### To be done
Please rewrite all of the material below with every "x-tick-label" changed to "x-axis-tick-label" and everything else left as it is. Leave the pictures out of your answer.

# Start of Given entries

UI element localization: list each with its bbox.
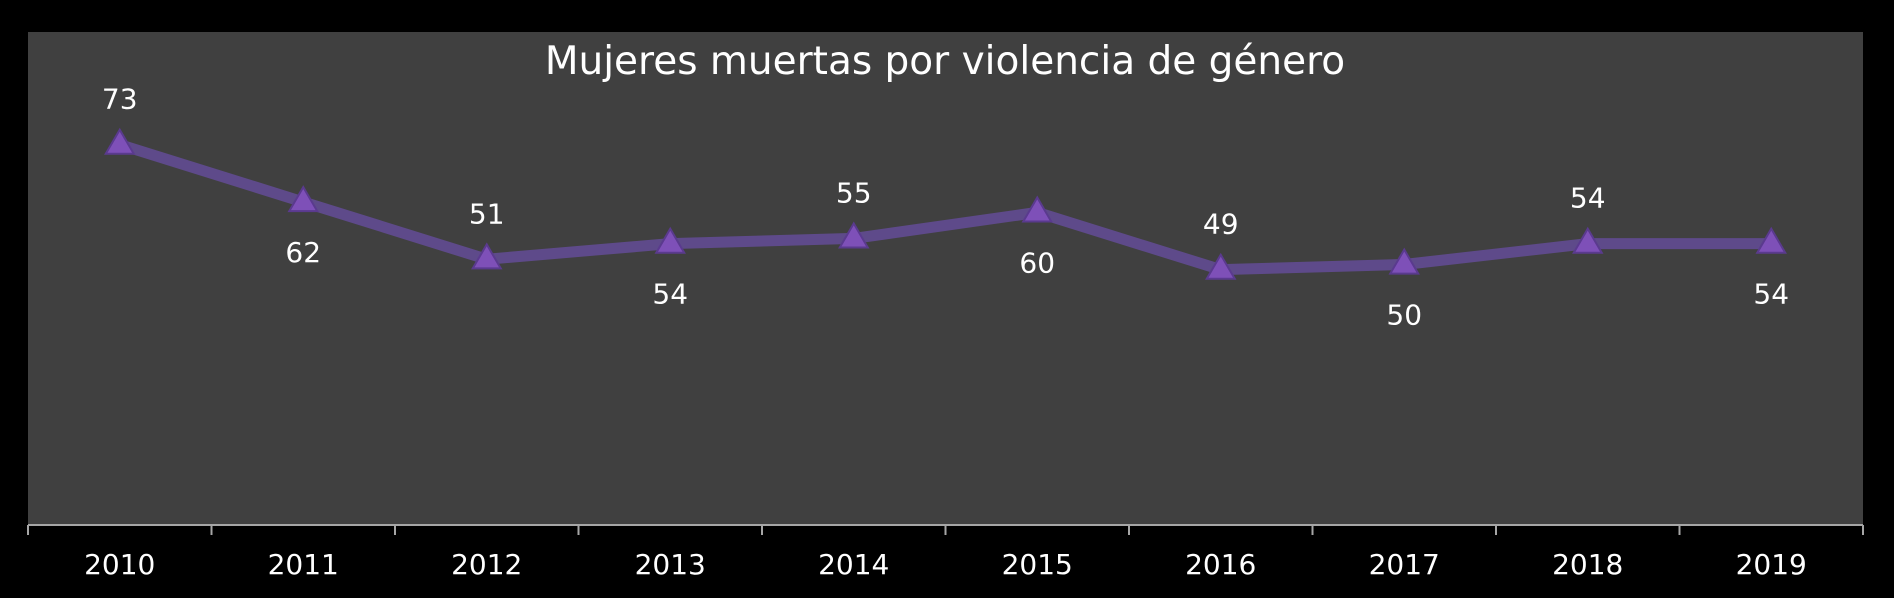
- data-point-marker: [654, 226, 686, 254]
- data-point-marker: [1388, 247, 1420, 275]
- plot-background: [28, 32, 1863, 525]
- x-tick-label: 2011: [268, 548, 339, 581]
- data-label: 62: [285, 236, 321, 269]
- data-point-marker: [838, 221, 870, 249]
- data-labels: 73 62 51 54 55 60 49 50 54 54: [102, 83, 1789, 332]
- data-point-marker: [104, 127, 136, 155]
- x-tick-label: 2017: [1369, 548, 1440, 581]
- x-tick-label: 2014: [818, 548, 889, 581]
- x-tick-label: 2018: [1552, 548, 1623, 581]
- data-point-marker: [287, 185, 319, 213]
- chart-title: Mujeres muertas por violencia de género: [545, 39, 1345, 84]
- x-tick-label: 2010: [84, 548, 155, 581]
- x-tick-label: 2012: [451, 548, 522, 581]
- x-tick-label: 2019: [1736, 548, 1807, 581]
- data-label: 55: [836, 176, 872, 209]
- data-label: 54: [1570, 182, 1606, 215]
- x-tick-label: 2013: [635, 548, 706, 581]
- x-tick-label: 2016: [1185, 548, 1256, 581]
- data-point-marker: [1021, 195, 1053, 223]
- data-label: 73: [102, 83, 138, 116]
- data-label: 60: [1019, 246, 1055, 279]
- data-label: 51: [469, 197, 505, 230]
- series-line: [114, 139, 1777, 276]
- x-axis: 2010 2011 2012 2013 2014 2015 2016 2017 2018 2019: [27, 524, 1864, 581]
- data-point-marker: [1572, 226, 1604, 254]
- data-label: 49: [1203, 208, 1239, 241]
- x-tick-label: 2015: [1002, 548, 1073, 581]
- data-label: 50: [1386, 298, 1422, 331]
- data-series: [104, 127, 1787, 280]
- data-point-marker: [1205, 252, 1237, 280]
- data-label: 54: [652, 278, 688, 311]
- data-point-marker: [1755, 226, 1787, 254]
- data-label: 54: [1753, 278, 1789, 311]
- data-point-marker: [471, 242, 503, 270]
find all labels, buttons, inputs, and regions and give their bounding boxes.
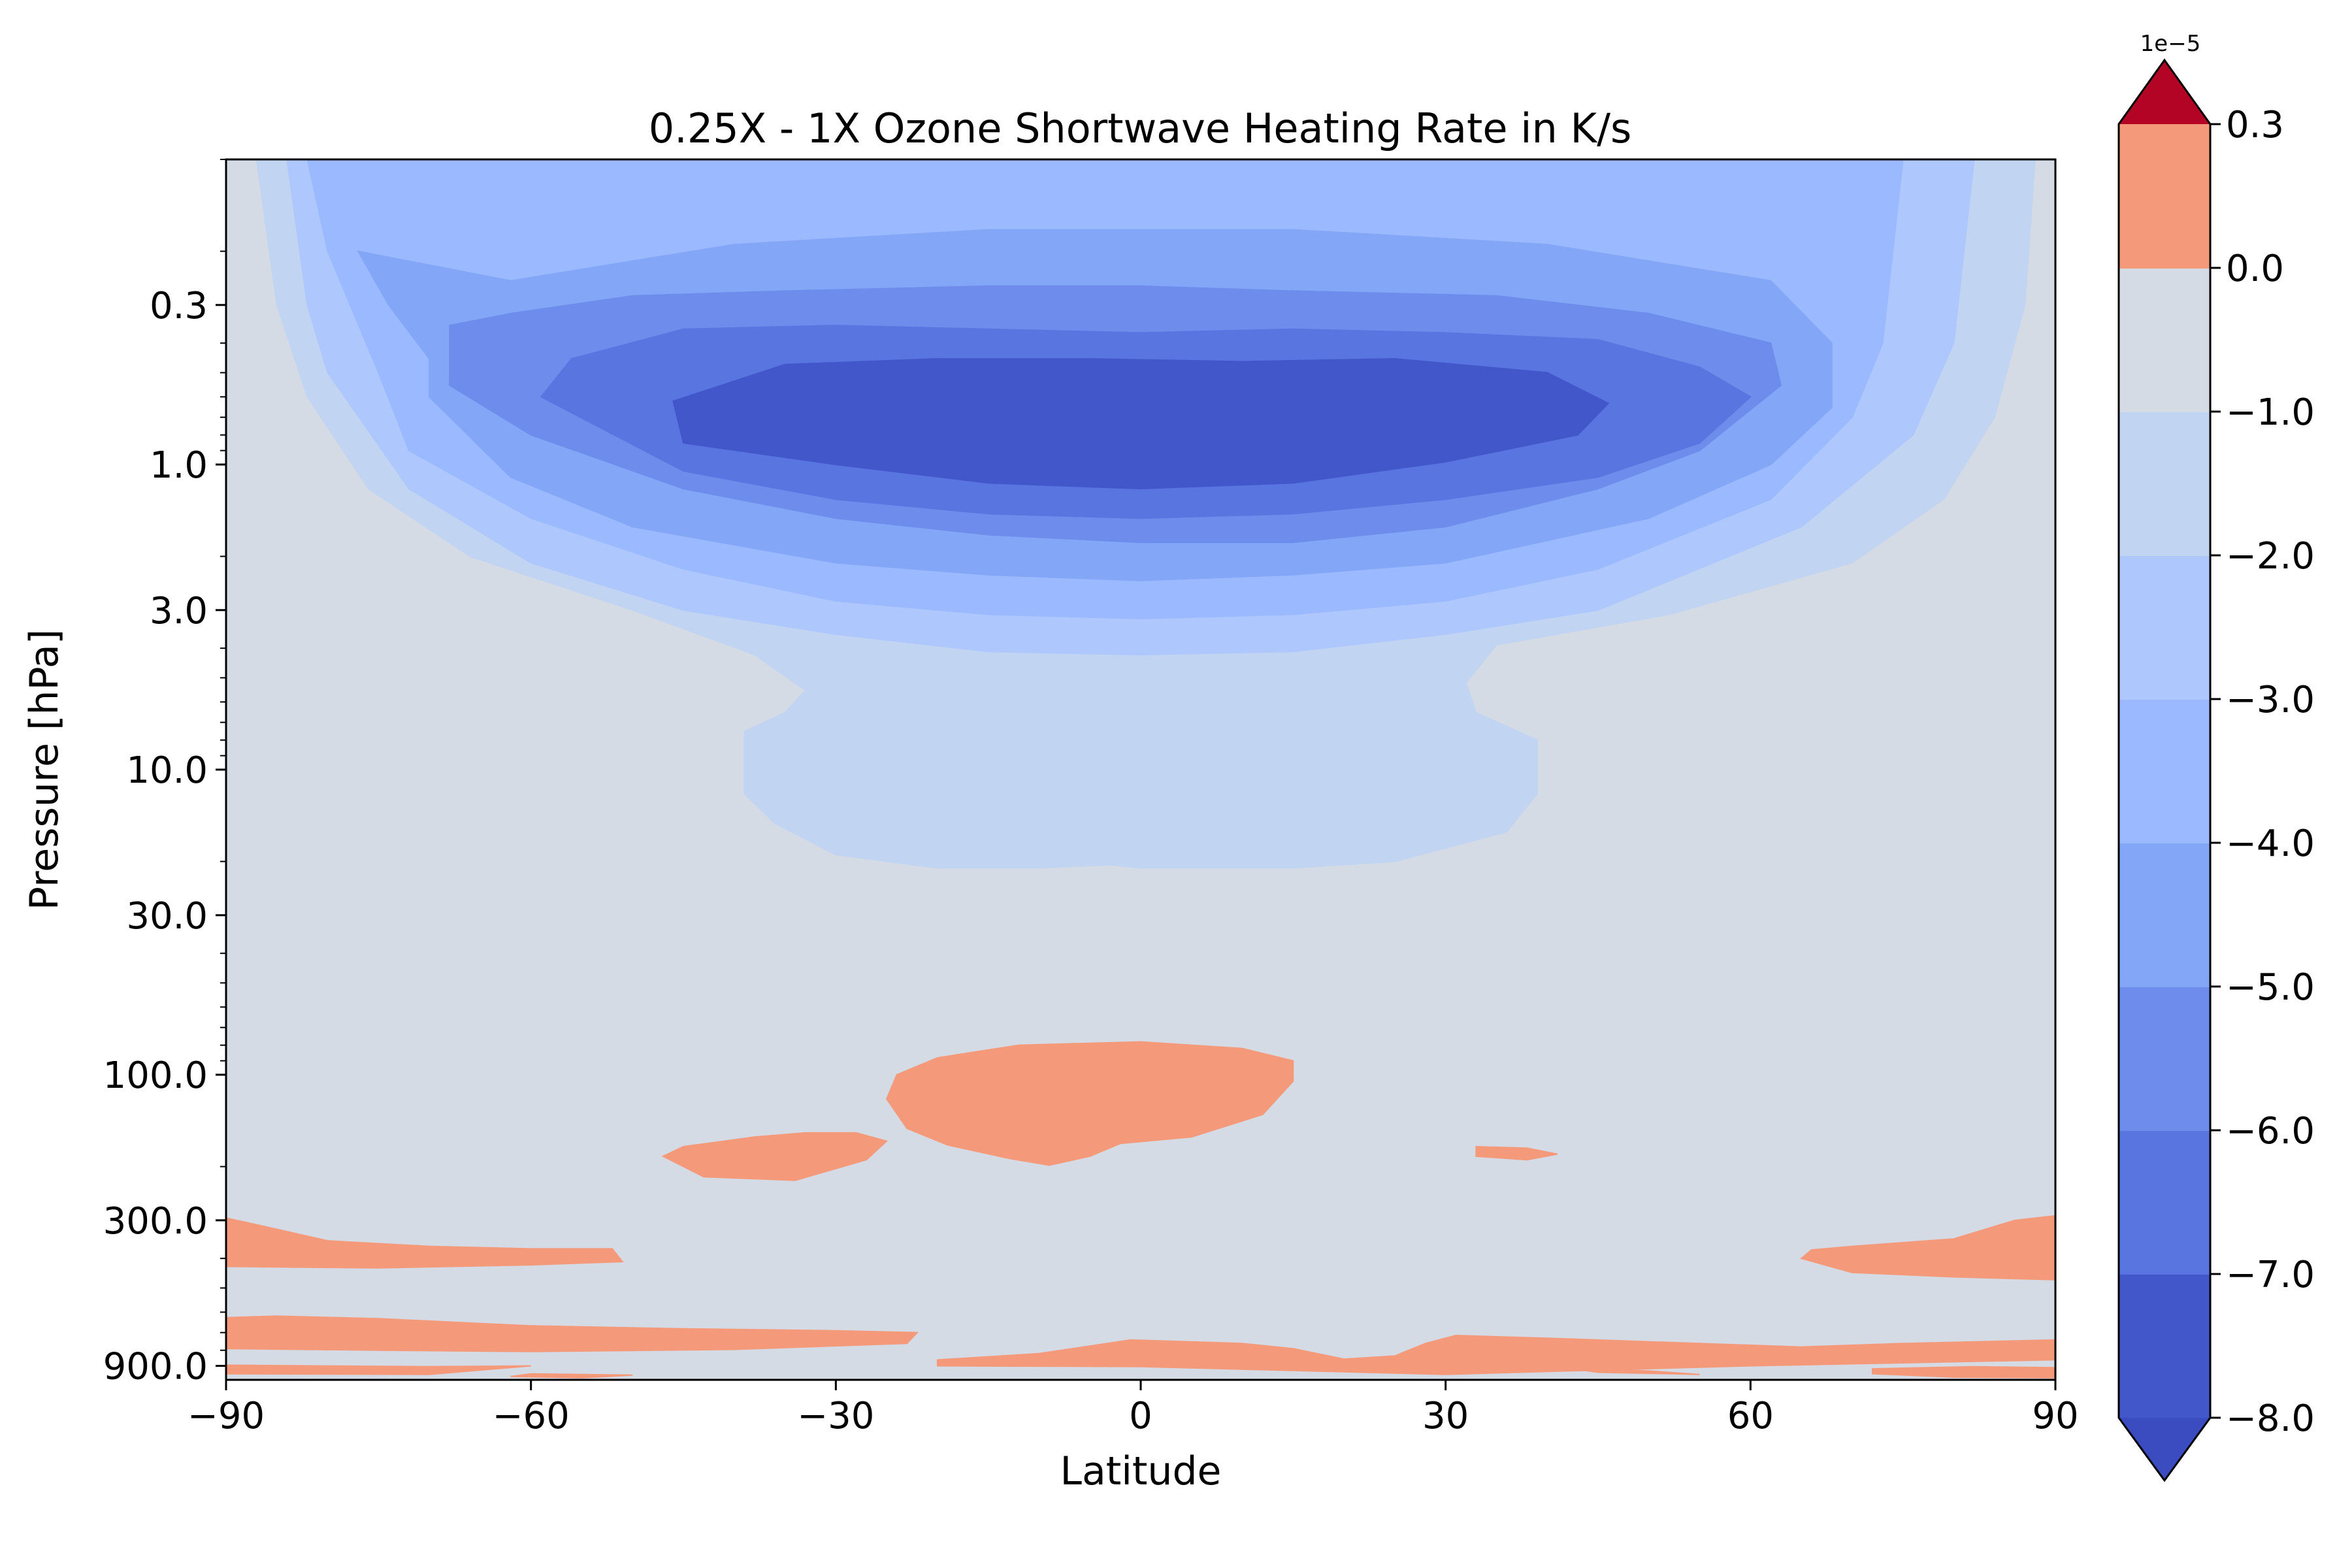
chart-title: 0.25X - 1X Ozone Shortwave Heating Rate … (649, 105, 1632, 152)
x-tick-label: −30 (797, 1395, 874, 1437)
y-tick-label: 3.0 (150, 590, 208, 632)
y-tick-label: 300.0 (103, 1200, 208, 1243)
contour-regions (226, 159, 2055, 1379)
colorbar-band-0 (2119, 1274, 2210, 1418)
x-tick-label: 0 (1129, 1395, 1152, 1437)
colorbar-band-3 (2119, 843, 2210, 987)
colorbar-tick-label: −8.0 (2226, 1397, 2315, 1440)
y-tick-label: 10.0 (126, 749, 208, 792)
contour-region-15 (510, 1373, 633, 1379)
colorbar: 1e−5 −8.0 −7.0 −6.0 −5.0 −4.0 −3.0 −2.0 −1.0 0.0… (2117, 31, 2315, 1482)
contour-region-14 (226, 1364, 531, 1375)
colorbar-tick-label: 0.0 (2226, 248, 2284, 290)
colorbar-band-6 (2119, 412, 2210, 556)
colorbar-tick-label: −3.0 (2226, 679, 2315, 721)
x-tick-label: −60 (493, 1395, 570, 1437)
colorbar-extend-max (2119, 60, 2210, 124)
x-axis-label: Latitude (1060, 1448, 1222, 1494)
x-tick-label: −90 (188, 1395, 265, 1437)
colorbar-extend-min (2119, 1418, 2210, 1480)
contour-region-6 (672, 358, 1610, 490)
contour-region-10 (226, 1217, 624, 1269)
colorbar-tick-label: −1.0 (2226, 391, 2315, 434)
contour-region-16 (1567, 1367, 1700, 1375)
colorbar-band-2 (2119, 987, 2210, 1131)
colorbar-band-8 (2119, 124, 2210, 269)
contour-region-8 (661, 1132, 889, 1181)
colorbar-tick-label: −4.0 (2226, 823, 2315, 865)
contour-region-17 (1872, 1365, 2055, 1379)
y-tick-label: 100.0 (103, 1054, 208, 1097)
colorbar-band-1 (2119, 1130, 2210, 1275)
x-tick-label: 90 (2032, 1395, 2078, 1437)
y-axis: 0.3 1.0 3.0 10.0 30.0 100.0 300.0 900.0 (103, 159, 226, 1388)
contour-region-9 (1475, 1145, 1558, 1161)
colorbar-tick-label: −6.0 (2226, 1110, 2315, 1152)
y-tick-label: 900.0 (103, 1346, 208, 1388)
y-tick-label: 30.0 (126, 895, 208, 938)
contour-region-11 (1800, 1215, 2055, 1281)
x-tick-label: 60 (1727, 1395, 1774, 1437)
colorbar-band-5 (2119, 555, 2210, 700)
colorbar-tick-label: −7.0 (2226, 1254, 2315, 1296)
contour-region-13 (936, 1334, 2055, 1375)
contour-region-12 (226, 1315, 919, 1352)
colorbar-tick-label: −5.0 (2226, 966, 2315, 1009)
contour-region-7 (885, 1041, 1294, 1166)
plot-area (225, 158, 2057, 1381)
y-tick-label: 0.3 (150, 285, 208, 327)
y-tick-label: 1.0 (150, 444, 208, 487)
colorbar-band-4 (2119, 699, 2210, 843)
x-tick-label: 30 (1422, 1395, 1469, 1437)
y-axis-label: Pressure [hPa] (22, 629, 67, 910)
colorbar-offset-text: 1e−5 (2140, 31, 2201, 57)
colorbar-band-7 (2119, 268, 2210, 412)
x-axis: −90 −60 −30 0 30 60 90 (188, 1380, 2079, 1437)
colorbar-tick-label: −2.0 (2226, 535, 2315, 578)
colorbar-tick-label: 0.3 (2226, 104, 2284, 146)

# End of Given entries

### Task answer
UI element localization: list each with its bbox.
- data-point-marker: [654, 226, 686, 254]
- data-point-marker: [1388, 247, 1420, 275]
- plot-background: [28, 32, 1863, 525]
- x-axis-tick-label: 2011: [268, 548, 339, 581]
- data-label: 62: [285, 236, 321, 269]
- data-point-marker: [838, 221, 870, 249]
- data-labels: 73 62 51 54 55 60 49 50 54 54: [102, 83, 1789, 332]
- data-point-marker: [104, 127, 136, 155]
- x-axis-tick-label: 2017: [1369, 548, 1440, 581]
- x-axis-tick-label: 2014: [818, 548, 889, 581]
- x-axis-tick-label: 2018: [1552, 548, 1623, 581]
- data-point-marker: [287, 185, 319, 213]
- chart-title: Mujeres muertas por violencia de género: [545, 39, 1345, 84]
- x-axis-tick-label: 2010: [84, 548, 155, 581]
- x-axis-tick-label: 2012: [451, 548, 522, 581]
- x-axis-tick-label: 2019: [1736, 548, 1807, 581]
- data-label: 55: [836, 176, 872, 209]
- data-label: 54: [1570, 182, 1606, 215]
- x-axis-tick-label: 2013: [635, 548, 706, 581]
- x-axis-tick-label: 2016: [1185, 548, 1256, 581]
- data-point-marker: [1021, 195, 1053, 223]
- data-label: 73: [102, 83, 138, 116]
- data-label: 60: [1019, 246, 1055, 279]
- data-label: 51: [469, 197, 505, 230]
- series-line: [114, 139, 1777, 276]
- x-axis: 2010 2011 2012 2013 2014 2015 2016 2017 2018 2019: [27, 524, 1864, 581]
- data-point-marker: [1572, 226, 1604, 254]
- data-label: 49: [1203, 208, 1239, 241]
- x-axis-tick-label: 2015: [1002, 548, 1073, 581]
- data-label: 50: [1386, 298, 1422, 331]
- data-series: [104, 127, 1787, 280]
- data-point-marker: [1205, 252, 1237, 280]
- data-label: 54: [652, 278, 688, 311]
- data-point-marker: [1755, 226, 1787, 254]
- data-label: 54: [1753, 278, 1789, 311]
- data-point-marker: [471, 242, 503, 270]
find all labels, buttons, inputs, and regions and give their bounding boxes.
chart-title: 0.25X - 1X Ozone Shortwave Heating Rate … (649, 105, 1632, 152)
x-axis-tick-label: −30 (797, 1395, 874, 1437)
y-tick-label: 3.0 (150, 590, 208, 632)
y-tick-label: 300.0 (103, 1200, 208, 1243)
contour-regions (226, 159, 2055, 1379)
colorbar-band-0 (2119, 1274, 2210, 1418)
x-axis-tick-label: 0 (1129, 1395, 1152, 1437)
colorbar-band-3 (2119, 843, 2210, 987)
colorbar-tick-label: −8.0 (2226, 1397, 2315, 1440)
y-tick-label: 10.0 (126, 749, 208, 792)
contour-region-15 (510, 1373, 633, 1379)
colorbar: 1e−5 −8.0 −7.0 −6.0 −5.0 −4.0 −3.0 −2.0 −1.0 0.0… (2117, 31, 2315, 1482)
contour-region-14 (226, 1364, 531, 1375)
colorbar-tick-label: 0.0 (2226, 248, 2284, 290)
colorbar-band-6 (2119, 412, 2210, 556)
colorbar-tick-label: −3.0 (2226, 679, 2315, 721)
x-axis-tick-label: −60 (493, 1395, 570, 1437)
colorbar-extend-max (2119, 60, 2210, 124)
x-axis-label: Latitude (1060, 1448, 1222, 1494)
x-axis-tick-label: −90 (188, 1395, 265, 1437)
colorbar-extend-min (2119, 1418, 2210, 1480)
contour-region-6 (672, 358, 1610, 490)
contour-region-10 (226, 1217, 624, 1269)
colorbar-tick-label: −1.0 (2226, 391, 2315, 434)
contour-region-16 (1567, 1367, 1700, 1375)
colorbar-band-2 (2119, 987, 2210, 1131)
colorbar-band-8 (2119, 124, 2210, 269)
contour-region-8 (661, 1132, 889, 1181)
colorbar-tick-label: −4.0 (2226, 823, 2315, 865)
contour-region-17 (1872, 1365, 2055, 1379)
y-tick-label: 100.0 (103, 1054, 208, 1097)
colorbar-band-1 (2119, 1130, 2210, 1275)
x-axis-tick-label: 90 (2032, 1395, 2078, 1437)
y-axis: 0.3 1.0 3.0 10.0 30.0 100.0 300.0 900.0 (103, 159, 226, 1388)
contour-region-9 (1475, 1145, 1558, 1161)
colorbar-tick-label: −6.0 (2226, 1110, 2315, 1152)
y-tick-label: 900.0 (103, 1346, 208, 1388)
y-tick-label: 30.0 (126, 895, 208, 938)
contour-region-11 (1800, 1215, 2055, 1281)
x-axis-tick-label: 60 (1727, 1395, 1774, 1437)
colorbar-band-5 (2119, 555, 2210, 700)
colorbar-tick-label: −7.0 (2226, 1254, 2315, 1296)
contour-region-13 (936, 1334, 2055, 1375)
contour-region-12 (226, 1315, 919, 1352)
colorbar-tick-label: −5.0 (2226, 966, 2315, 1009)
contour-region-7 (885, 1041, 1294, 1166)
plot-area (225, 158, 2057, 1381)
y-tick-label: 0.3 (150, 285, 208, 327)
y-tick-label: 1.0 (150, 444, 208, 487)
colorbar-band-4 (2119, 699, 2210, 843)
x-axis-tick-label: 30 (1422, 1395, 1469, 1437)
y-axis-label: Pressure [hPa] (22, 629, 67, 910)
colorbar-offset-text: 1e−5 (2140, 31, 2201, 57)
colorbar-band-7 (2119, 268, 2210, 412)
x-axis: −90 −60 −30 0 30 60 90 (188, 1380, 2079, 1437)
colorbar-tick-label: −2.0 (2226, 535, 2315, 578)
colorbar-tick-label: 0.3 (2226, 104, 2284, 146)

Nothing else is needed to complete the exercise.